**TASK OBJECTIVE**
The entries below contain pictures. Retype everything except those pictures, exactly as given.

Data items
****************
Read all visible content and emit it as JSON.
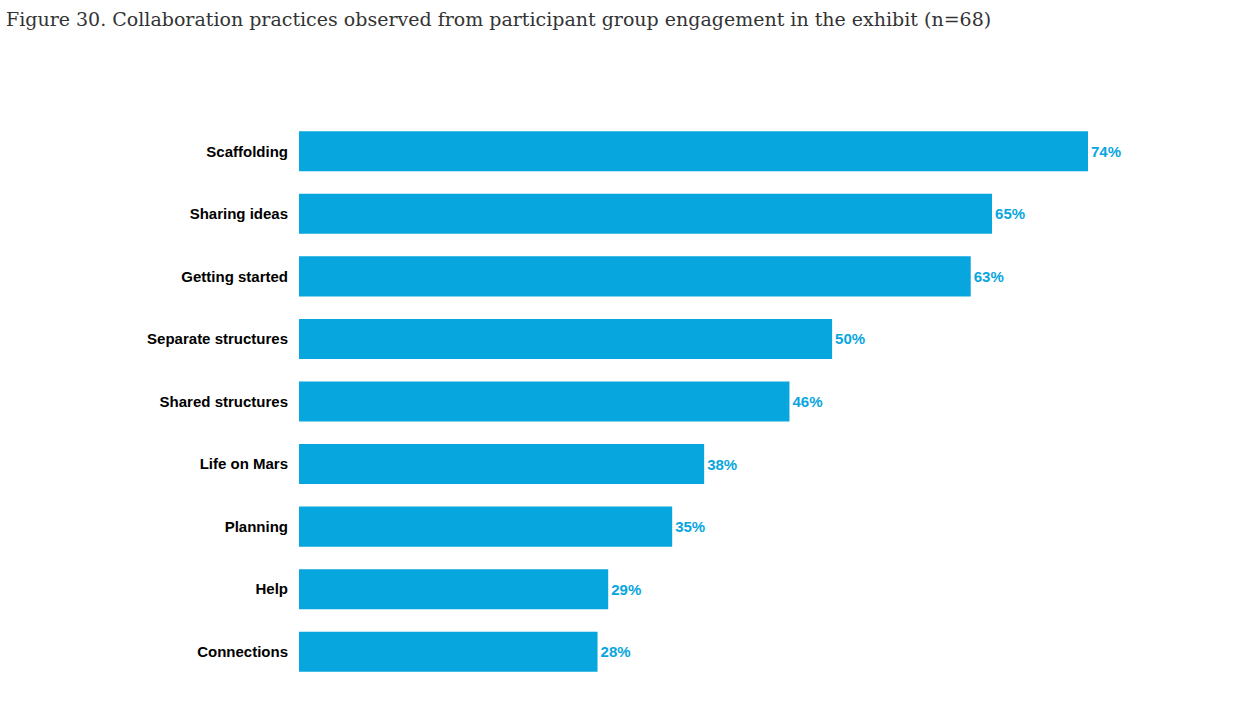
{
  "chart_data": {
    "type": "bar",
    "orientation": "horizontal",
    "title": "Figure 30. Collaboration practices observed from participant group engagement in the exhibit (n=68)",
    "categories": [
      "Scaffolding",
      "Sharing ideas",
      "Getting started",
      "Separate structures",
      "Shared structures",
      "Life on Mars",
      "Planning",
      "Help",
      "Connections"
    ],
    "values": [
      74,
      65,
      63,
      50,
      46,
      38,
      35,
      29,
      28
    ],
    "value_labels": [
      "74%",
      "65%",
      "63%",
      "50%",
      "46%",
      "38%",
      "35%",
      "29%",
      "28%"
    ],
    "color": "#07a6de",
    "xlim": [
      0,
      74
    ],
    "xticks": [],
    "grid": false,
    "data_labels": true,
    "tick_labels": "y"
  }
}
****************
**EXPECTED ANSWER**
Read all visible content and emit it as JSON.
{
  "chart_data": {
    "type": "bar",
    "orientation": "horizontal",
    "title": "Figure 30. Collaboration practices observed from participant group engagement in the exhibit (n=68)",
    "categories": [
      "Scaffolding",
      "Sharing ideas",
      "Getting started",
      "Separate structures",
      "Shared structures",
      "Life on Mars",
      "Planning",
      "Help",
      "Connections"
    ],
    "values": [
      74,
      65,
      63,
      50,
      46,
      38,
      35,
      29,
      28
    ],
    "value_labels": [
      "74%",
      "65%",
      "63%",
      "50%",
      "46%",
      "38%",
      "35%",
      "29%",
      "28%"
    ],
    "color": "#07a6de",
    "xlim": [
      0,
      74
    ],
    "xticks": [],
    "grid": false,
    "data_labels": true,
    "tick_labels": "y"
  }
}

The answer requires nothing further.